**** Data records

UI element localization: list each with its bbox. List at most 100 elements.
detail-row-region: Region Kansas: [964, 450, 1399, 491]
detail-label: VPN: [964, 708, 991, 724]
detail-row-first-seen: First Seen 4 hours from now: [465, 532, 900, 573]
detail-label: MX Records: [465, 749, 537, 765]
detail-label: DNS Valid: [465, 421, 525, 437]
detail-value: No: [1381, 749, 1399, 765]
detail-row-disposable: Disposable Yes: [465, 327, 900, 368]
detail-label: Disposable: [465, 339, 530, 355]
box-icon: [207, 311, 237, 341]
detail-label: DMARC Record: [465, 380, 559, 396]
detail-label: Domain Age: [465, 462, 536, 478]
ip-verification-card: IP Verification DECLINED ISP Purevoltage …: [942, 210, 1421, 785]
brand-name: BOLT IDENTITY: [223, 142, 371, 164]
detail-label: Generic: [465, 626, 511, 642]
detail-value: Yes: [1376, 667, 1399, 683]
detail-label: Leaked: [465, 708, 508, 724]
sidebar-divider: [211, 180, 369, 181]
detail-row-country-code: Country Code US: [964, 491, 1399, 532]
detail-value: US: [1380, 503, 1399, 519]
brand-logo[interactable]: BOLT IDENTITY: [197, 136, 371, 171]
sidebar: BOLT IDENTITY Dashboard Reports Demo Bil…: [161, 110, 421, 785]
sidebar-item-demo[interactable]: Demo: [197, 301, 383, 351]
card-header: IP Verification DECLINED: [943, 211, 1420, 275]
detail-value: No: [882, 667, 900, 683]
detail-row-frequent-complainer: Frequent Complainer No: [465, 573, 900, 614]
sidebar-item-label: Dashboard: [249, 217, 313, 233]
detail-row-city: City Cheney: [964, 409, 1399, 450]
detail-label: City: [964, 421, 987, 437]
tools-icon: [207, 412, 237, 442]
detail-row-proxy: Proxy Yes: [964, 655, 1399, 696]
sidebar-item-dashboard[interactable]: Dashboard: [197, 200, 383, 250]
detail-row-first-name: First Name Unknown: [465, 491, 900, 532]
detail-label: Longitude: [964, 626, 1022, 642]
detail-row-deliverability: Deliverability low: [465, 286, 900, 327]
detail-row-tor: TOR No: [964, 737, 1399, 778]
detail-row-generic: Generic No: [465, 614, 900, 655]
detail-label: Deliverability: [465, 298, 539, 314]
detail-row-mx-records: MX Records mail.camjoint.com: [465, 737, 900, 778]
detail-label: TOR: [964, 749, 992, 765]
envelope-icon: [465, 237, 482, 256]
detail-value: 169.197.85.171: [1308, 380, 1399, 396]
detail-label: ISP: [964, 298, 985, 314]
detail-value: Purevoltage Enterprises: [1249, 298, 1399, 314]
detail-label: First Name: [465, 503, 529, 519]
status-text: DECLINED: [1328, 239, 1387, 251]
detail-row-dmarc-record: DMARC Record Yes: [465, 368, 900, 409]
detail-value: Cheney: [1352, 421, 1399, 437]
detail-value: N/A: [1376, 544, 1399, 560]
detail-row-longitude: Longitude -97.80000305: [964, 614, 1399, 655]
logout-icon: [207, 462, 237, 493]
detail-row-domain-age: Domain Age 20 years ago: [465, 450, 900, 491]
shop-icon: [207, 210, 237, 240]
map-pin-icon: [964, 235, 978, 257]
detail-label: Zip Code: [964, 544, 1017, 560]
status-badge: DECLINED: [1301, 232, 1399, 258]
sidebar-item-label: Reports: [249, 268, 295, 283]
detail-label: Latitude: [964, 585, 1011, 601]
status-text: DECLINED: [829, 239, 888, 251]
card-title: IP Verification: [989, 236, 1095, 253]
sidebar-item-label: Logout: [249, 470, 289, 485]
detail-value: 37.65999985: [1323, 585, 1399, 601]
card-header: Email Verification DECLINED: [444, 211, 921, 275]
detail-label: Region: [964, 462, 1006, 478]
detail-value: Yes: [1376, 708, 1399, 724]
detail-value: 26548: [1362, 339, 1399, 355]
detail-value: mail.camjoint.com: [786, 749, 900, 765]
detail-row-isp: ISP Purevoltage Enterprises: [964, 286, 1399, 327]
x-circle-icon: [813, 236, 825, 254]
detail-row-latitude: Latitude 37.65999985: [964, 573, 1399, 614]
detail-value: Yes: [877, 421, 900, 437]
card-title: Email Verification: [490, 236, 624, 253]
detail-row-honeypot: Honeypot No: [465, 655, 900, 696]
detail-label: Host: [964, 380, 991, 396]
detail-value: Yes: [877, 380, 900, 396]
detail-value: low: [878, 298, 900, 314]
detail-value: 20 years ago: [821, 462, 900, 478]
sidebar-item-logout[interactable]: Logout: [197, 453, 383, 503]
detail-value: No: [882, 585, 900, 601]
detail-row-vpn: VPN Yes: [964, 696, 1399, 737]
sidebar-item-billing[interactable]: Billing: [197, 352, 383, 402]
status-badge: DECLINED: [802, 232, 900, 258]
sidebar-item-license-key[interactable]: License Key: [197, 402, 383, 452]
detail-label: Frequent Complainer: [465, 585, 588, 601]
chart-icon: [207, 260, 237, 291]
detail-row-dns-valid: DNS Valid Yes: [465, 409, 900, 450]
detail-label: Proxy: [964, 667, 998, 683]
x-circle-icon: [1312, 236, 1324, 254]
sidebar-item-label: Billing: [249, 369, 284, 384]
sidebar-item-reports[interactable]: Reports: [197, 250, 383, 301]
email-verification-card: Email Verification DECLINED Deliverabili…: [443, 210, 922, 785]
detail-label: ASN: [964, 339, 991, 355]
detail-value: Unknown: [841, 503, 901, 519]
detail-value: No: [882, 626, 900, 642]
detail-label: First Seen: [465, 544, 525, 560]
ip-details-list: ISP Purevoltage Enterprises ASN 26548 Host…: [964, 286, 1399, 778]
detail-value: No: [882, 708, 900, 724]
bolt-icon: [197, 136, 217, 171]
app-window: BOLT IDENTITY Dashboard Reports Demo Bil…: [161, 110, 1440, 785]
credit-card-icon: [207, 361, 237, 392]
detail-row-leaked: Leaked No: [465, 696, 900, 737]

********

Put the stretch from the first line of the records through the line containing "detail-value: No: [1381, 749, 1399, 765]", both included, into a Markdown table with the columns Row and Line. Give each row its number and leave out any blank lines.

| Row | Line |
|---|---|
| 1 | UI element localization: list each with its bbox. List at most 100 elements. |
| 2 | detail-row-region: Region Kansas: [964, 450, 1399, 491] |
| 3 | detail-label: VPN: [964, 708, 991, 724] |
| 4 | detail-row-first-seen: First Seen 4 hours from now: [465, 532, 900, 573] |
| 5 | detail-label: MX Records: [465, 749, 537, 765] |
| 6 | detail-label: DNS Valid: [465, 421, 525, 437] |
| 7 | detail-value: No: [1381, 749, 1399, 765] |